Dataset excerpt:
____________________

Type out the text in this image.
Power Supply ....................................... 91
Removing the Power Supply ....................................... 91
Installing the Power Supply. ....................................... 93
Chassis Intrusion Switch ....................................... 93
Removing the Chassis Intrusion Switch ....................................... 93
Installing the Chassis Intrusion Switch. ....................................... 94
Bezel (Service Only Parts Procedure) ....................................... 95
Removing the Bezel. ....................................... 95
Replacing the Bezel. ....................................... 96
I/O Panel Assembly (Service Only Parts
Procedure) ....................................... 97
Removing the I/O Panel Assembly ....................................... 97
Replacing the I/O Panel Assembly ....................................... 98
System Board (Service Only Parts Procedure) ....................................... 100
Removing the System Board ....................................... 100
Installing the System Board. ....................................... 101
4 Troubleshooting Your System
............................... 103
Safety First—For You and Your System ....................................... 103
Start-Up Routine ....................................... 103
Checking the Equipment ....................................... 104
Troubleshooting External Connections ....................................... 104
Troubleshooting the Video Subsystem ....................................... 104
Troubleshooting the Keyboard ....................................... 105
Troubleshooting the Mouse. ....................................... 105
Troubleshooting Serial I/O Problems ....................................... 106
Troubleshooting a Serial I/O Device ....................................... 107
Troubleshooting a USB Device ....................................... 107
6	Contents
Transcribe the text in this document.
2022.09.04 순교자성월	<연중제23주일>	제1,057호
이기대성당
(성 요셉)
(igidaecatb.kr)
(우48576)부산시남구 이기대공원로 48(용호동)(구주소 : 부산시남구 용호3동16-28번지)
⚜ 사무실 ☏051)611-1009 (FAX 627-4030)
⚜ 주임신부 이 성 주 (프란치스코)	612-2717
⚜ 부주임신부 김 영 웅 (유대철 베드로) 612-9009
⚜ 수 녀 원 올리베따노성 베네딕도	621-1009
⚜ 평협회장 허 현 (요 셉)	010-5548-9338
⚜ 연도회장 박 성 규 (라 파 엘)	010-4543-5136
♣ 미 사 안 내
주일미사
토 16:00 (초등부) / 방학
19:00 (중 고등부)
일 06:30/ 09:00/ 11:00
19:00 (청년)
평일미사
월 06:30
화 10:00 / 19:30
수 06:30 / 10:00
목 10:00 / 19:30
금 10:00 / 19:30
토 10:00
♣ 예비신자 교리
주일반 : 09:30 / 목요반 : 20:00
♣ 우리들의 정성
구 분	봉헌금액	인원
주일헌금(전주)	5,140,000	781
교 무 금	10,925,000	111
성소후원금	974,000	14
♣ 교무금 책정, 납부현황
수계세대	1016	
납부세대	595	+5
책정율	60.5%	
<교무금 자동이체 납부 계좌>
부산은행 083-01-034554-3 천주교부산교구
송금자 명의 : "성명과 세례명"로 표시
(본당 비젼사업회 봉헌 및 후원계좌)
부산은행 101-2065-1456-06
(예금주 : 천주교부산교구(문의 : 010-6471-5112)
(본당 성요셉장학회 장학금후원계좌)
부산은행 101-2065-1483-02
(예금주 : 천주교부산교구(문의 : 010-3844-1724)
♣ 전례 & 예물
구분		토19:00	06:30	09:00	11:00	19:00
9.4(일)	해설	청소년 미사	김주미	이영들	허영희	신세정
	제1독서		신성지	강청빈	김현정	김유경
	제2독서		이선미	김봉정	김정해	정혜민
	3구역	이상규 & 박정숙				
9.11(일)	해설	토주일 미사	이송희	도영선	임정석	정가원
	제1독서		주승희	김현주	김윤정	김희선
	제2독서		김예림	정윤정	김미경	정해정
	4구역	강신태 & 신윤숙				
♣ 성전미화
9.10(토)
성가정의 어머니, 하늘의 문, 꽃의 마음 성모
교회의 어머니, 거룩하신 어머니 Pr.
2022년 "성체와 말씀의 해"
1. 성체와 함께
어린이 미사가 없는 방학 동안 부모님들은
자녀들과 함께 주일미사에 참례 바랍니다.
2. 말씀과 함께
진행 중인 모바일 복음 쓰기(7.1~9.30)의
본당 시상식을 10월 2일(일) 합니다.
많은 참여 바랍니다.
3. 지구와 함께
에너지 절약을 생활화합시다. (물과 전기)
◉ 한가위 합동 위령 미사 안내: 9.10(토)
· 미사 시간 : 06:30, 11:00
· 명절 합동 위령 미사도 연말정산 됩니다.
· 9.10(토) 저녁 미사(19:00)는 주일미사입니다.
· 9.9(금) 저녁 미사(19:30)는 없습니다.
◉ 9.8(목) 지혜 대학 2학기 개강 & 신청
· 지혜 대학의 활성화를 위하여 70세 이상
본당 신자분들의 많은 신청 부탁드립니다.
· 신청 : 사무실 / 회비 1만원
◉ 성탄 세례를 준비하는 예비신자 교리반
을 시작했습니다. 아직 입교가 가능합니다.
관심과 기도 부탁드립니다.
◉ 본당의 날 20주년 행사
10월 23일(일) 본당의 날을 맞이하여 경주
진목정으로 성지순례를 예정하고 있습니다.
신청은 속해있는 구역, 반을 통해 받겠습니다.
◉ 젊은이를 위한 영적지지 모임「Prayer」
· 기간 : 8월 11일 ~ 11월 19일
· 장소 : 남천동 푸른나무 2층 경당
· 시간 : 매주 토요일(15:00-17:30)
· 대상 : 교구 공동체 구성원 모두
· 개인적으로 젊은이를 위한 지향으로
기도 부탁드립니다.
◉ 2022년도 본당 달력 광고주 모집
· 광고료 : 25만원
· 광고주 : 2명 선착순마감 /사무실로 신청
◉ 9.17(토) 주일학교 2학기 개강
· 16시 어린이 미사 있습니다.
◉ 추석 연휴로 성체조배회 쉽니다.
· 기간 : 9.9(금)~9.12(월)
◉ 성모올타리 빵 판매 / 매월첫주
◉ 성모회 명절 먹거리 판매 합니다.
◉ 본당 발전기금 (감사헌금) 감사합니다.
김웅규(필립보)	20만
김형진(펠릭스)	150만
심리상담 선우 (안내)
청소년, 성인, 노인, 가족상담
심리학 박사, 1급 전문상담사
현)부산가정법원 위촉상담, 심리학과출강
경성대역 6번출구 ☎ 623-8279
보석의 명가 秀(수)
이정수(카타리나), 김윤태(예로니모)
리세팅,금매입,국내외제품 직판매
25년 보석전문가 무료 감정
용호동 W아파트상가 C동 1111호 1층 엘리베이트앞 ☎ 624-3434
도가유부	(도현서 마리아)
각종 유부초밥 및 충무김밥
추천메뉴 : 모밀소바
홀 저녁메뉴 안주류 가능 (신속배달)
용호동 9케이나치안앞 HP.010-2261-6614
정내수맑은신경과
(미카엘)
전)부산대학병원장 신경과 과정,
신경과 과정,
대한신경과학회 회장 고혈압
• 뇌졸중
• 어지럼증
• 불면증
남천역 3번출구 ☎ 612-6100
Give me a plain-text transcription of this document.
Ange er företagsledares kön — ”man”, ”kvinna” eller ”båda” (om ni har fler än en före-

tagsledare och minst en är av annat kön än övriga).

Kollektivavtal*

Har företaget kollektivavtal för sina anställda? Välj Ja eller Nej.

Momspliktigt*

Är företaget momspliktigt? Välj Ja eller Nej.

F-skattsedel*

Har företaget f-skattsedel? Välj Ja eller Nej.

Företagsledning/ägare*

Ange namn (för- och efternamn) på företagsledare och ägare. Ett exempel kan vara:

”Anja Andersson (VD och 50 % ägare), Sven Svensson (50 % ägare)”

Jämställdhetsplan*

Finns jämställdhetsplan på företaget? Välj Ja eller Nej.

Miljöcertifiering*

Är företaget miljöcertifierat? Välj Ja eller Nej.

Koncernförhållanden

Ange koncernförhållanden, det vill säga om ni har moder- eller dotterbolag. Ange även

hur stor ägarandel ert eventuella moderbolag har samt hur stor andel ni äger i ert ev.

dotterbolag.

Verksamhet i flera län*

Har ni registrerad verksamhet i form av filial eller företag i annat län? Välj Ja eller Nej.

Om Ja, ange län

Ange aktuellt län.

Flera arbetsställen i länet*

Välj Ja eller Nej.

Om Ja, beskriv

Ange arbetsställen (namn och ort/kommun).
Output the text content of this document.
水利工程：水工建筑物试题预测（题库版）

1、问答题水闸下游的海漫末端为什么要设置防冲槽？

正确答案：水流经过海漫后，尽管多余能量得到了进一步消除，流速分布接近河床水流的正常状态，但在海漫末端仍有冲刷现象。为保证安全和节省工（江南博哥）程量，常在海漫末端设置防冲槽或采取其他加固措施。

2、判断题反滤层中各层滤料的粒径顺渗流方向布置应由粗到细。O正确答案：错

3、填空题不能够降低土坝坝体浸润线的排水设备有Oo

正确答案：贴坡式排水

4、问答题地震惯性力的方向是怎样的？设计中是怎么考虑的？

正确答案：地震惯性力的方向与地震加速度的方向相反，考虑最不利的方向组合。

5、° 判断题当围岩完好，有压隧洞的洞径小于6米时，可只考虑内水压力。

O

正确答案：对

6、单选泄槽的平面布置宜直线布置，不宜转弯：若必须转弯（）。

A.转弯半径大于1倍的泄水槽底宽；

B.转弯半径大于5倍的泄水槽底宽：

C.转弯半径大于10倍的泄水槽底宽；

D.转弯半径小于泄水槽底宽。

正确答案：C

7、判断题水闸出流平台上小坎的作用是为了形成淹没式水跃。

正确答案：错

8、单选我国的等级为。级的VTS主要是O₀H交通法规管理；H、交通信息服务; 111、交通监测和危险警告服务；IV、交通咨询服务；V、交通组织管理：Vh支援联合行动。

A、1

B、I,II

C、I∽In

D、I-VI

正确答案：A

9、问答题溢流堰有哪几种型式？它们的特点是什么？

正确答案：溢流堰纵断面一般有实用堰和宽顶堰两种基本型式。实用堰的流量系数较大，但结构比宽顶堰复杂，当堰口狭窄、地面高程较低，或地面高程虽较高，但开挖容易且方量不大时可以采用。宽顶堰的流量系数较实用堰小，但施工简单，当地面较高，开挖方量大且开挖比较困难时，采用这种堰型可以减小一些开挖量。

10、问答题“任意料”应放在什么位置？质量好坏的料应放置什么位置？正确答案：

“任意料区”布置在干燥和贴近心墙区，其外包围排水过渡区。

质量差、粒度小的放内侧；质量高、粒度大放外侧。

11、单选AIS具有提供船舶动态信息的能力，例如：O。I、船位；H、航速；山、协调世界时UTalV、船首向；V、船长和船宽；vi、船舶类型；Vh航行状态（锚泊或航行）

____________________

-- WRITTEN INSTRUCTION --
Respond with the number of lines containing "Bezel" and no additional words.

-- RESPONSE --
3